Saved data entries
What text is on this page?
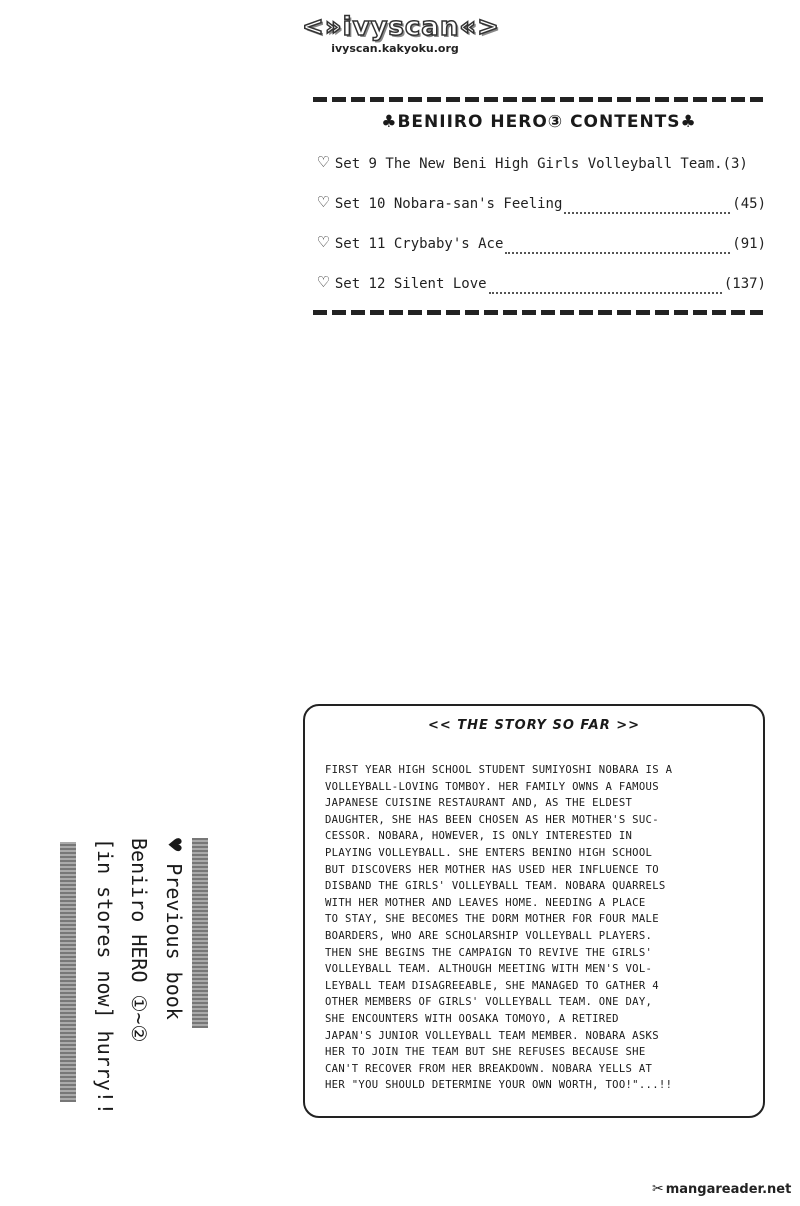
<»ivyscan«>
ivyscan.kakyoku.org
♣BENIIRO HERO③ CONTENTS♣
♡ Set 9 The New Beni High Girls Volleyball Team .(3)
♡ Set 10 Nobara-san's Feeling	(45)
♡ Set 11 Crybaby's Ace	(91)
♡ Set 12 Silent Love	(137)
<< THE STORY SO FAR >>
FIRST YEAR HIGH SCHOOL STUDENT SUMIYOSHI NOBARA IS A
VOLLEYBALL-LOVING TOMBOY. HER FAMILY OWNS A FAMOUS
JAPANESE CUISINE RESTAURANT AND, AS THE ELDEST
DAUGHTER, SHE HAS BEEN CHOSEN AS HER MOTHER'S SUC-
CESSOR. NOBARA, HOWEVER, IS ONLY INTERESTED IN
PLAYING VOLLEYBALL. SHE ENTERS BENINO HIGH SCHOOL
BUT DISCOVERS HER MOTHER HAS USED HER INFLUENCE TO
DISBAND THE GIRLS' VOLLEYBALL TEAM. NOBARA QUARRELS
WITH HER MOTHER AND LEAVES HOME. NEEDING A PLACE
TO STAY, SHE BECOMES THE DORM MOTHER FOR FOUR MALE
BOARDERS, WHO ARE SCHOLARSHIP VOLLEYBALL PLAYERS.
THEN SHE BEGINS THE CAMPAIGN TO REVIVE THE GIRLS'
VOLLEYBALL TEAM. ALTHOUGH MEETING WITH MEN'S VOL-
LEYBALL TEAM DISAGREEABLE, SHE MANAGED TO GATHER 4
OTHER MEMBERS OF GIRLS' VOLLEYBALL TEAM. ONE DAY,
SHE ENCOUNTERS WITH OOSAKA TOMOYO, A RETIRED
JAPAN'S JUNIOR VOLLEYBALL TEAM MEMBER. NOBARA ASKS
HER TO JOIN THE TEAM BUT SHE REFUSES BECAUSE SHE
CAN'T RECOVER FROM HER BREAKDOWN. NOBARA YELLS AT
HER "YOU SHOULD DETERMINE YOUR OWN WORTH, TOO!"...!!
♥ Previous book
Beniiro HERO ①~②
[in stores now] hurry!!
✂ mangareader.net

** Exercise goal **
Copy the listing exactly. Any image in it stays out of the copy.

** Right answer **
What text is on this page?
<»ivyscan«>
ivyscan.kakyoku.org
♣BENIIRO HERO③ CONTENTS♣
♡ Set 9 The New Beni High Girls Volleyball Team .(3)
♡ Set 10 Nobara-san's Feeling	(45)
♡ Set 11 Crybaby's Ace	(91)
♡ Set 12 Silent Love	(137)
<< THE STORY SO FAR >>
FIRST YEAR HIGH SCHOOL STUDENT SUMIYOSHI NOBARA IS A
VOLLEYBALL-LOVING TOMBOY. HER FAMILY OWNS A FAMOUS
JAPANESE CUISINE RESTAURANT AND, AS THE ELDEST
DAUGHTER, SHE HAS BEEN CHOSEN AS HER MOTHER'S SUC-
CESSOR. NOBARA, HOWEVER, IS ONLY INTERESTED IN
PLAYING VOLLEYBALL. SHE ENTERS BENINO HIGH SCHOOL
BUT DISCOVERS HER MOTHER HAS USED HER INFLUENCE TO
DISBAND THE GIRLS' VOLLEYBALL TEAM. NOBARA QUARRELS
WITH HER MOTHER AND LEAVES HOME. NEEDING A PLACE
TO STAY, SHE BECOMES THE DORM MOTHER FOR FOUR MALE
BOARDERS, WHO ARE SCHOLARSHIP VOLLEYBALL PLAYERS.
THEN SHE BEGINS THE CAMPAIGN TO REVIVE THE GIRLS'
VOLLEYBALL TEAM. ALTHOUGH MEETING WITH MEN'S VOL-
LEYBALL TEAM DISAGREEABLE, SHE MANAGED TO GATHER 4
OTHER MEMBERS OF GIRLS' VOLLEYBALL TEAM. ONE DAY,
SHE ENCOUNTERS WITH OOSAKA TOMOYO, A RETIRED
JAPAN'S JUNIOR VOLLEYBALL TEAM MEMBER. NOBARA ASKS
HER TO JOIN THE TEAM BUT SHE REFUSES BECAUSE SHE
CAN'T RECOVER FROM HER BREAKDOWN. NOBARA YELLS AT
HER "YOU SHOULD DETERMINE YOUR OWN WORTH, TOO!"...!!
♥ Previous book
Beniiro HERO ①~②
[in stores now] hurry!!
✂ mangareader.net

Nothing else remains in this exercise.